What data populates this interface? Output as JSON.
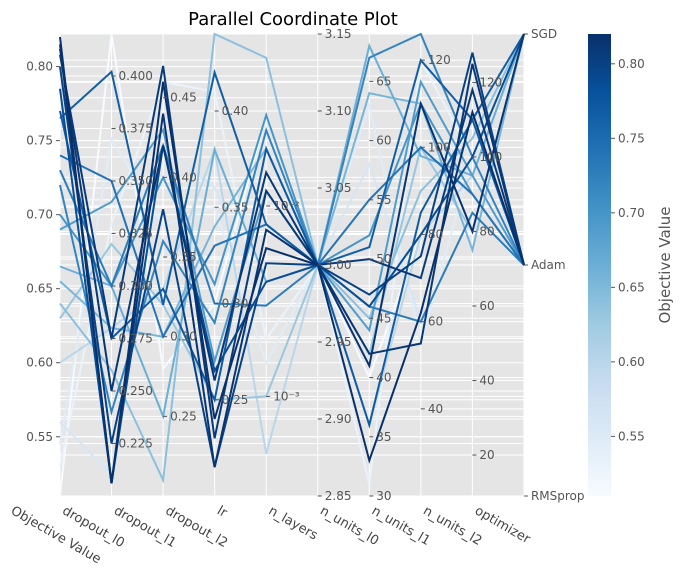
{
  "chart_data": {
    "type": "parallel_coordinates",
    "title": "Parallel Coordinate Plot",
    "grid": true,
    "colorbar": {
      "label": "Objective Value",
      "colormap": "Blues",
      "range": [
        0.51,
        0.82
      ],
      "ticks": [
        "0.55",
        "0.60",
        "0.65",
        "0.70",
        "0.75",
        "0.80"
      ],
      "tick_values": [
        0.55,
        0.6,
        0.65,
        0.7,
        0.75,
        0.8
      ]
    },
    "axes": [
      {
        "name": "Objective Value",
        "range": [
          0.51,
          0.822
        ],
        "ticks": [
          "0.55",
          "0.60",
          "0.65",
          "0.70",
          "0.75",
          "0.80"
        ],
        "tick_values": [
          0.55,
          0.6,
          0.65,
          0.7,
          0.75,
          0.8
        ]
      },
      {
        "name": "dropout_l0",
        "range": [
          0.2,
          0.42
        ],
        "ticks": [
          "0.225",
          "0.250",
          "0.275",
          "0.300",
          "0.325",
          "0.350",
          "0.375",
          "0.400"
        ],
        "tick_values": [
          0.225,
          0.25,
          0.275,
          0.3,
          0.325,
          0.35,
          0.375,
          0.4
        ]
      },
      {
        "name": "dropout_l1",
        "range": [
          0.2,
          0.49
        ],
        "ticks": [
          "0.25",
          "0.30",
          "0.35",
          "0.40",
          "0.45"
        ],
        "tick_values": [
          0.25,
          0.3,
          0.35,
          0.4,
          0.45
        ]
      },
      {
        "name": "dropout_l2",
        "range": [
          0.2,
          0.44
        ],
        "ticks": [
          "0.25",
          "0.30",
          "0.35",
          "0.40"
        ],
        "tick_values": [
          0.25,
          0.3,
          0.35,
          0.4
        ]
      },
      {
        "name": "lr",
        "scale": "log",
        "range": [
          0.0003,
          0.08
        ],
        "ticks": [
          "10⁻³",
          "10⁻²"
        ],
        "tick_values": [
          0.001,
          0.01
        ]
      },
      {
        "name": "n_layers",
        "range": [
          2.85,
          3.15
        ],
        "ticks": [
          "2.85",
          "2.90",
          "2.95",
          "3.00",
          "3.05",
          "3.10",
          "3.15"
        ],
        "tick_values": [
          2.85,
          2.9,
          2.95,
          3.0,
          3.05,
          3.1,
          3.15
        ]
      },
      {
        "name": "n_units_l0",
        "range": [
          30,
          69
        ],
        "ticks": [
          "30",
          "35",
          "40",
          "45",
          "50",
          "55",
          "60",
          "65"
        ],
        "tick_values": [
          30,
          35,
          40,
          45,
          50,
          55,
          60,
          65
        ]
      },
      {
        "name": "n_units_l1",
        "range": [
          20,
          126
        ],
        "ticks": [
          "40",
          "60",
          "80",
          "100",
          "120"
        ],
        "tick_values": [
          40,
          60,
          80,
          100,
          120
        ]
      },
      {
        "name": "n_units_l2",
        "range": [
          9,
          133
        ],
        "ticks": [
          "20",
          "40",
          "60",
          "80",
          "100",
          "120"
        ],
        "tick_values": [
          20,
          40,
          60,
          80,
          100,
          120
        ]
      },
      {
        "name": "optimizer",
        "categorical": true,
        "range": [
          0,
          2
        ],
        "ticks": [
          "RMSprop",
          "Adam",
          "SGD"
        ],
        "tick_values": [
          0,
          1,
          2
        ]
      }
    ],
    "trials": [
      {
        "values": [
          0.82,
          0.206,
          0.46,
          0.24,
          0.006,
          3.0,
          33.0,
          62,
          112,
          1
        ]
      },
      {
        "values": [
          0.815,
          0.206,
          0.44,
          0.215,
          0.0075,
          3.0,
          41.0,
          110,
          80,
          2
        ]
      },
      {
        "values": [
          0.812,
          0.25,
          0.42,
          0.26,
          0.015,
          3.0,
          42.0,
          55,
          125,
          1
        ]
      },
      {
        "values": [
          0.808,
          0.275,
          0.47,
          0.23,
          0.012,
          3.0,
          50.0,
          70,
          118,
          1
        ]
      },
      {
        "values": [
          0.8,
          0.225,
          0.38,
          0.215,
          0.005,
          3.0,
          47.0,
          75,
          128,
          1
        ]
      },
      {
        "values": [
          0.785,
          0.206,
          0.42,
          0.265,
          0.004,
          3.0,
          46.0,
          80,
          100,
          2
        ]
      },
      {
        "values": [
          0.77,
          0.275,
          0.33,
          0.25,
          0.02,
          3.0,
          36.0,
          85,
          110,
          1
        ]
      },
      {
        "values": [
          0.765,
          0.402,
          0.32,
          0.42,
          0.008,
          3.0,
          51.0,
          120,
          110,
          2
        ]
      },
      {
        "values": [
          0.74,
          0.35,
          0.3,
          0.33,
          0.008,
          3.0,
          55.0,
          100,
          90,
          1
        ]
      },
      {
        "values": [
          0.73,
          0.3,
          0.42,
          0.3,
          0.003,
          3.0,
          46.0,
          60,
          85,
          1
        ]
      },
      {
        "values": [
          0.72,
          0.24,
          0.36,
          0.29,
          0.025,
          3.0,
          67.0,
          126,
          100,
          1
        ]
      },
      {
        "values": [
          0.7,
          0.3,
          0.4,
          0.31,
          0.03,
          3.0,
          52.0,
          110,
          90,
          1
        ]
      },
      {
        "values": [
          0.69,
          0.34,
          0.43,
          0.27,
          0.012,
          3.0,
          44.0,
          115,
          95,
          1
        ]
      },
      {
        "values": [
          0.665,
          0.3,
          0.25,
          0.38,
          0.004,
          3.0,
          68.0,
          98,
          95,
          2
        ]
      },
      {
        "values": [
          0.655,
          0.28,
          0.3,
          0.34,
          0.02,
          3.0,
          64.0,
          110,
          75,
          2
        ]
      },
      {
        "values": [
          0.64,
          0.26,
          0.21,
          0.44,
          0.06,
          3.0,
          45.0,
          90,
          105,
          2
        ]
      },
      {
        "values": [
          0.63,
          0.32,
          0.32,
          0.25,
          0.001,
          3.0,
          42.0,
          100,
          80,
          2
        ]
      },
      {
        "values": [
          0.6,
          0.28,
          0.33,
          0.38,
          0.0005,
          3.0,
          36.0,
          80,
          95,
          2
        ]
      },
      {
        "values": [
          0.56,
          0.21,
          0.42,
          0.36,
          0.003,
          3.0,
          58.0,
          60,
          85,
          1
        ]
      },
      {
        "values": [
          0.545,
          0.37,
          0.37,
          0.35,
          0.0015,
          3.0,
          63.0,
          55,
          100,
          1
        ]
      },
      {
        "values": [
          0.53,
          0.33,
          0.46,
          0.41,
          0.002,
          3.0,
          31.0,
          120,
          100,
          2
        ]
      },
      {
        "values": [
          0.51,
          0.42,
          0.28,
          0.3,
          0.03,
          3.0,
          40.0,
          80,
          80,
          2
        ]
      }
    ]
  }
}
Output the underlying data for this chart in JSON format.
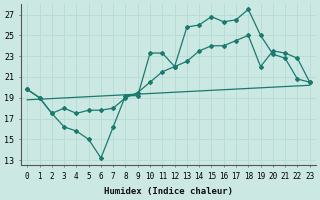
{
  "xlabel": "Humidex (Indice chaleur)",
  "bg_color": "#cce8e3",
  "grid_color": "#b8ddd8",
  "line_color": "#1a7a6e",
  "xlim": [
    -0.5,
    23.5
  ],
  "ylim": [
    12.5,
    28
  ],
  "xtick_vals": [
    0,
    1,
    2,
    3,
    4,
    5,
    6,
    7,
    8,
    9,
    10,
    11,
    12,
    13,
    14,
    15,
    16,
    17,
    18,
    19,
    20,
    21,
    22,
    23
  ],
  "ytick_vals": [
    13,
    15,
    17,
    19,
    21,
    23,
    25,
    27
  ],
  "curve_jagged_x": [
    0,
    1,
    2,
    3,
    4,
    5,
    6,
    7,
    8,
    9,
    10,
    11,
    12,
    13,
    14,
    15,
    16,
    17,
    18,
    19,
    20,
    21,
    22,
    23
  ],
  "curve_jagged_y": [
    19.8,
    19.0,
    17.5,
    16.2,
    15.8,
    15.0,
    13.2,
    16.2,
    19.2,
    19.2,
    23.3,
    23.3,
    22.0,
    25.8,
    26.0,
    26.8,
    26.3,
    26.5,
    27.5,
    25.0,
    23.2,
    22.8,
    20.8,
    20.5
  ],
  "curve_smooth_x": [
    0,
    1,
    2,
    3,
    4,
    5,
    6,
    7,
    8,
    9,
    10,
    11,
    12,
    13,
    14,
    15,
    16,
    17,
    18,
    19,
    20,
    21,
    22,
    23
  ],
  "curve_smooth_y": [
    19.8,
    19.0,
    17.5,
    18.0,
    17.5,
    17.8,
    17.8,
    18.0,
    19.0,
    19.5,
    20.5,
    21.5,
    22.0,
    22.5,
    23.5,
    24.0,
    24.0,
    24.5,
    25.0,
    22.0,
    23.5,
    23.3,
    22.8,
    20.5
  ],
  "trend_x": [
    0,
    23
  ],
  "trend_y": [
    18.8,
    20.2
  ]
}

Goal -> Go through the listing above and work out how many lines contain the string "this". Reply with the number alone.

Task solution -> 2